§ STATED PROBLEM:
Copy the listing below line for line, without changing any wording, and leave out the pictures.

§ ENTRIES PROVIDED:
☆ ☆ ☆ ☆ ☆ ☆ ☆
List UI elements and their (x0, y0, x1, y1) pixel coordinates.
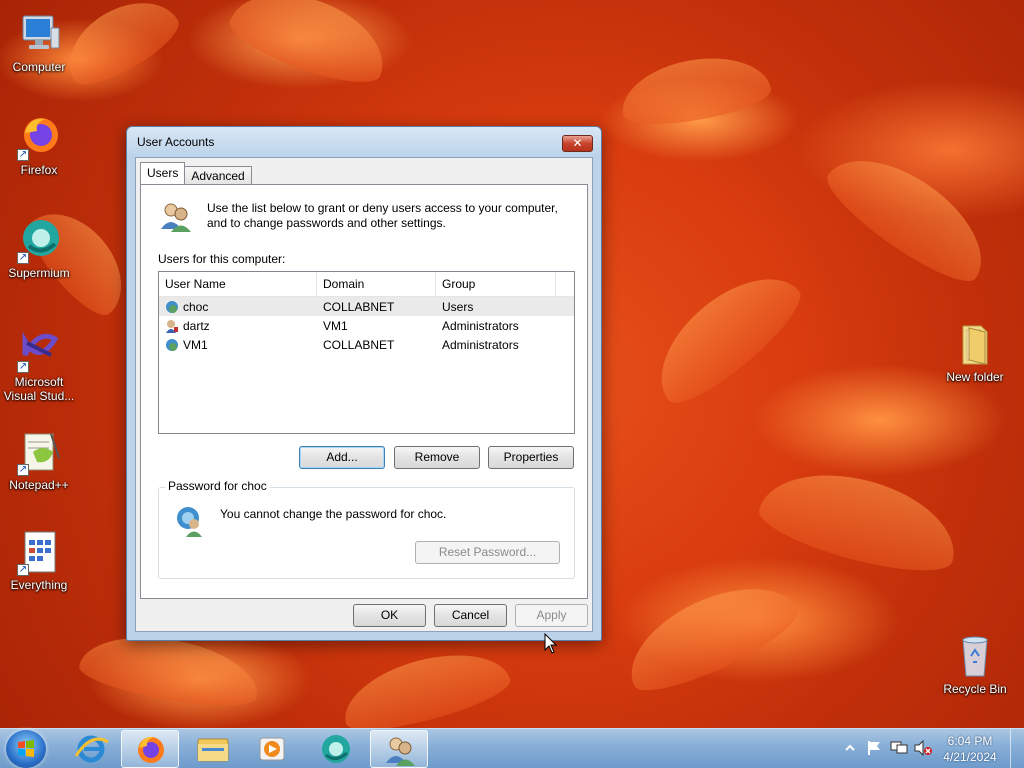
column-header-group[interactable]: Group (436, 272, 556, 296)
action-center-flag-icon[interactable] (866, 740, 882, 756)
start-button[interactable] (6, 730, 46, 768)
shortcut-arrow-icon: ↗ (17, 252, 29, 264)
group-cell: Administrators (442, 318, 519, 333)
volume-muted-icon[interactable] (914, 740, 932, 756)
desktop-icon-label: Microsoft Visual Stud... (3, 375, 75, 403)
show-desktop-button[interactable] (1010, 729, 1024, 768)
domain-user-icon (165, 338, 179, 352)
user-name: choc (183, 299, 209, 314)
users-tab-panel: Use the list below to grant or deny user… (140, 184, 588, 599)
user-accounts-dialog: User Accounts ✕ Users Advanced Use the l… (126, 126, 602, 641)
clock-time: 6:04 PM (947, 734, 993, 748)
shortcut-arrow-icon: ↗ (17, 361, 29, 373)
taskbar-media-player[interactable] (243, 730, 301, 768)
properties-button[interactable]: Properties (488, 446, 574, 469)
desktop-icon-label: Supermium (8, 266, 70, 280)
user-name: VM1 (183, 337, 208, 352)
domain-user-icon (165, 300, 179, 314)
remove-button[interactable]: Remove (394, 446, 480, 469)
domain-cell: VM1 (323, 318, 348, 333)
column-header-user-name[interactable]: User Name (159, 272, 317, 296)
intro-text: Use the list below to grant or deny user… (207, 201, 558, 230)
desktop-icon-label: Notepad++ (9, 478, 69, 492)
list-header: User Name Domain Group (159, 272, 574, 297)
password-group-title: Password for choc (165, 479, 270, 493)
clock-date: 4/21/2024 (943, 750, 997, 764)
desktop-icon-new-folder[interactable]: New folder (937, 320, 1013, 384)
tab-advanced[interactable]: Advanced (184, 166, 252, 186)
desktop-icon-everything[interactable]: ↗ Everything (1, 528, 77, 592)
tab-users[interactable]: Users (140, 162, 186, 184)
user-password-icon (173, 504, 207, 538)
group-cell: Users (442, 299, 474, 314)
password-message: You cannot change the password for choc. (220, 507, 447, 521)
taskbar-user-accounts[interactable] (370, 730, 428, 768)
users-icon (386, 737, 415, 766)
desktop-icon-label: Everything (10, 578, 68, 592)
ok-button[interactable]: OK (353, 604, 426, 627)
users-icon (159, 201, 193, 233)
desktop-icon-visual-studio[interactable]: ↗ Microsoft Visual Stud... (1, 325, 77, 403)
taskbar-internet-explorer[interactable] (62, 730, 120, 768)
media-player-icon (259, 737, 285, 761)
close-button[interactable]: ✕ (562, 135, 593, 152)
dialog-client-area: Users Advanced Use the list below to gra… (135, 157, 593, 632)
taskbar-file-explorer[interactable] (184, 730, 242, 768)
recycle-bin-icon (951, 632, 999, 680)
cancel-button[interactable]: Cancel (434, 604, 507, 627)
user-name: dartz (183, 318, 210, 333)
internet-explorer-icon (74, 735, 109, 763)
notepadpp-icon: ↗ (15, 428, 63, 476)
add-button[interactable]: Add... (299, 446, 385, 469)
show-hidden-icons-icon[interactable] (844, 742, 856, 754)
windows-logo-icon (18, 740, 34, 757)
desktop-icon-label: Computer (12, 60, 66, 74)
folder-icon (951, 320, 999, 368)
user-cell: choc (159, 300, 317, 314)
shortcut-arrow-icon: ↗ (17, 464, 29, 476)
network-icon[interactable] (890, 740, 908, 756)
desktop-icon-computer[interactable]: Computer (1, 10, 77, 74)
taskbar-supermium[interactable] (307, 730, 365, 768)
taskbar-firefox[interactable] (121, 730, 179, 768)
users-list-label: Users for this computer: (158, 252, 286, 266)
user-cell: dartz (159, 319, 317, 333)
desktop-icon-label: New folder (946, 370, 1004, 384)
apply-button[interactable]: Apply (515, 604, 588, 627)
clock[interactable]: 6:04 PM 4/21/2024 (940, 733, 1000, 765)
firefox-icon: ↗ (15, 113, 63, 161)
table-row[interactable]: dartz VM1 Administrators (159, 316, 574, 335)
desktop-icon-recycle-bin[interactable]: Recycle Bin (937, 632, 1013, 696)
desktop-icon-firefox[interactable]: ↗ Firefox (1, 113, 77, 177)
desktop-icon-label: Recycle Bin (943, 682, 1007, 696)
domain-cell: COLLABNET (323, 337, 395, 352)
password-groupbox: Password for choc You cannot change the … (158, 479, 575, 579)
users-list[interactable]: User Name Domain Group choc COLLABNET Us… (158, 271, 575, 434)
desktop-icon-supermium[interactable]: ↗ Supermium (1, 216, 77, 280)
column-header-domain[interactable]: Domain (317, 272, 436, 296)
local-user-icon (165, 319, 179, 333)
domain-cell: COLLABNET (323, 299, 395, 314)
tab-strip: Users Advanced (140, 162, 252, 186)
reset-password-button[interactable]: Reset Password... (415, 541, 560, 564)
mouse-cursor-icon (544, 633, 558, 654)
supermium-icon (322, 735, 350, 763)
dialog-title: User Accounts (137, 135, 215, 149)
desktop-icon-label: Firefox (20, 163, 58, 177)
taskbar: 6:04 PM 4/21/2024 (0, 728, 1024, 768)
table-row[interactable]: choc COLLABNET Users (159, 297, 574, 316)
firefox-icon (138, 736, 164, 763)
group-cell: Administrators (442, 337, 519, 352)
supermium-icon: ↗ (15, 216, 63, 264)
visual-studio-icon: ↗ (15, 325, 63, 373)
computer-icon (15, 10, 63, 58)
folder-icon (197, 738, 229, 762)
table-row[interactable]: VM1 COLLABNET Administrators (159, 335, 574, 354)
dialog-titlebar[interactable]: User Accounts (127, 127, 601, 157)
desktop-icon-notepadpp[interactable]: ↗ Notepad++ (1, 428, 77, 492)
shortcut-arrow-icon: ↗ (17, 149, 29, 161)
shortcut-arrow-icon: ↗ (17, 564, 29, 576)
everything-icon: ↗ (15, 528, 63, 576)
user-cell: VM1 (159, 338, 317, 352)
☆ ☆ ☆ ☆ ☆ ☆ ☆
§ PROBLEM SOLUTION:
List UI elements and their (x0, y0, x1, y1) pixel coordinates.
column-header-group[interactable]: Group (436, 272, 556, 296)
action-center-flag-icon[interactable] (866, 740, 882, 756)
start-button[interactable] (6, 730, 46, 768)
shortcut-arrow-icon: ↗ (17, 252, 29, 264)
group-cell: Administrators (442, 318, 519, 333)
volume-muted-icon[interactable] (914, 740, 932, 756)
desktop-icon-label: Microsoft Visual Stud... (3, 375, 75, 403)
show-desktop-button[interactable] (1010, 729, 1024, 768)
domain-user-icon (165, 338, 179, 352)
user-name: choc (183, 299, 209, 314)
users-tab-panel: Use the list below to grant or deny user… (140, 184, 588, 599)
user-accounts-dialog: User Accounts ✕ Users Advanced Use the l… (126, 126, 602, 641)
clock-time: 6:04 PM (947, 734, 993, 748)
shortcut-arrow-icon: ↗ (17, 361, 29, 373)
taskbar-media-player[interactable] (243, 730, 301, 768)
properties-button[interactable]: Properties (488, 446, 574, 469)
desktop-icon-label: Supermium (8, 266, 70, 280)
user-name: VM1 (183, 337, 208, 352)
domain-user-icon (165, 300, 179, 314)
remove-button[interactable]: Remove (394, 446, 480, 469)
domain-cell: VM1 (323, 318, 348, 333)
column-header-user-name[interactable]: User Name (159, 272, 317, 296)
intro-text: Use the list below to grant or deny user… (207, 201, 558, 230)
desktop-icon-label: Notepad++ (9, 478, 69, 492)
list-header: User Name Domain Group (159, 272, 574, 297)
password-group-title: Password for choc (165, 479, 270, 493)
clock-date: 4/21/2024 (943, 750, 997, 764)
desktop-icon-new-folder[interactable]: New folder (937, 320, 1013, 384)
tab-advanced[interactable]: Advanced (184, 166, 252, 186)
desktop-icon-everything[interactable]: ↗ Everything (1, 528, 77, 592)
tab-users[interactable]: Users (140, 162, 186, 184)
user-password-icon (173, 504, 207, 538)
group-cell: Users (442, 299, 474, 314)
password-message: You cannot change the password for choc. (220, 507, 447, 521)
taskbar-user-accounts[interactable] (370, 730, 428, 768)
users-icon (386, 737, 415, 766)
desktop-icon-label: Everything (10, 578, 68, 592)
ok-button[interactable]: OK (353, 604, 426, 627)
users-icon (159, 201, 193, 233)
desktop-icon-visual-studio[interactable]: ↗ Microsoft Visual Stud... (1, 325, 77, 403)
taskbar-internet-explorer[interactable] (62, 730, 120, 768)
media-player-icon (259, 737, 285, 761)
close-button[interactable]: ✕ (562, 135, 593, 152)
dialog-client-area: Users Advanced Use the list below to gra… (135, 157, 593, 632)
taskbar-file-explorer[interactable] (184, 730, 242, 768)
recycle-bin-icon (951, 632, 999, 680)
cancel-button[interactable]: Cancel (434, 604, 507, 627)
user-name: dartz (183, 318, 210, 333)
internet-explorer-icon (74, 735, 109, 763)
notepadpp-icon: ↗ (15, 428, 63, 476)
add-button[interactable]: Add... (299, 446, 385, 469)
show-hidden-icons-icon[interactable] (844, 742, 856, 754)
windows-logo-icon (18, 740, 34, 757)
desktop-icon-label: Computer (12, 60, 66, 74)
folder-icon (951, 320, 999, 368)
user-cell: choc (159, 300, 317, 314)
shortcut-arrow-icon: ↗ (17, 464, 29, 476)
network-icon[interactable] (890, 740, 908, 756)
desktop-icon-computer[interactable]: Computer (1, 10, 77, 74)
taskbar-supermium[interactable] (307, 730, 365, 768)
taskbar-firefox[interactable] (121, 730, 179, 768)
users-list-label: Users for this computer: (158, 252, 286, 266)
user-cell: dartz (159, 319, 317, 333)
desktop-icon-label: New folder (946, 370, 1004, 384)
apply-button[interactable]: Apply (515, 604, 588, 627)
clock[interactable]: 6:04 PM 4/21/2024 (940, 733, 1000, 765)
firefox-icon: ↗ (15, 113, 63, 161)
table-row[interactable]: dartz VM1 Administrators (159, 316, 574, 335)
desktop-icon-recycle-bin[interactable]: Recycle Bin (937, 632, 1013, 696)
desktop-icon-firefox[interactable]: ↗ Firefox (1, 113, 77, 177)
desktop-icon-label: Recycle Bin (943, 682, 1007, 696)
domain-cell: COLLABNET (323, 337, 395, 352)
password-groupbox: Password for choc You cannot change the … (158, 479, 575, 579)
users-list[interactable]: User Name Domain Group choc COLLABNET Us… (158, 271, 575, 434)
desktop-icon-supermium[interactable]: ↗ Supermium (1, 216, 77, 280)
column-header-domain[interactable]: Domain (317, 272, 436, 296)
local-user-icon (165, 319, 179, 333)
domain-cell: COLLABNET (323, 299, 395, 314)
tab-strip: Users Advanced (140, 162, 252, 186)
reset-password-button[interactable]: Reset Password... (415, 541, 560, 564)
mouse-cursor-icon (544, 633, 558, 654)
supermium-icon (322, 735, 350, 763)
dialog-title: User Accounts (137, 135, 215, 149)
desktop-icon-label: Firefox (20, 163, 58, 177)
taskbar: 6:04 PM 4/21/2024 (0, 728, 1024, 768)
table-row[interactable]: choc COLLABNET Users (159, 297, 574, 316)
firefox-icon (138, 736, 164, 763)
group-cell: Administrators (442, 337, 519, 352)
supermium-icon: ↗ (15, 216, 63, 264)
visual-studio-icon: ↗ (15, 325, 63, 373)
computer-icon (15, 10, 63, 58)
folder-icon (197, 738, 229, 762)
table-row[interactable]: VM1 COLLABNET Administrators (159, 335, 574, 354)
dialog-titlebar[interactable]: User Accounts (127, 127, 601, 157)
desktop-icon-notepadpp[interactable]: ↗ Notepad++ (1, 428, 77, 492)
shortcut-arrow-icon: ↗ (17, 149, 29, 161)
shortcut-arrow-icon: ↗ (17, 564, 29, 576)
everything-icon: ↗ (15, 528, 63, 576)
user-cell: VM1 (159, 338, 317, 352)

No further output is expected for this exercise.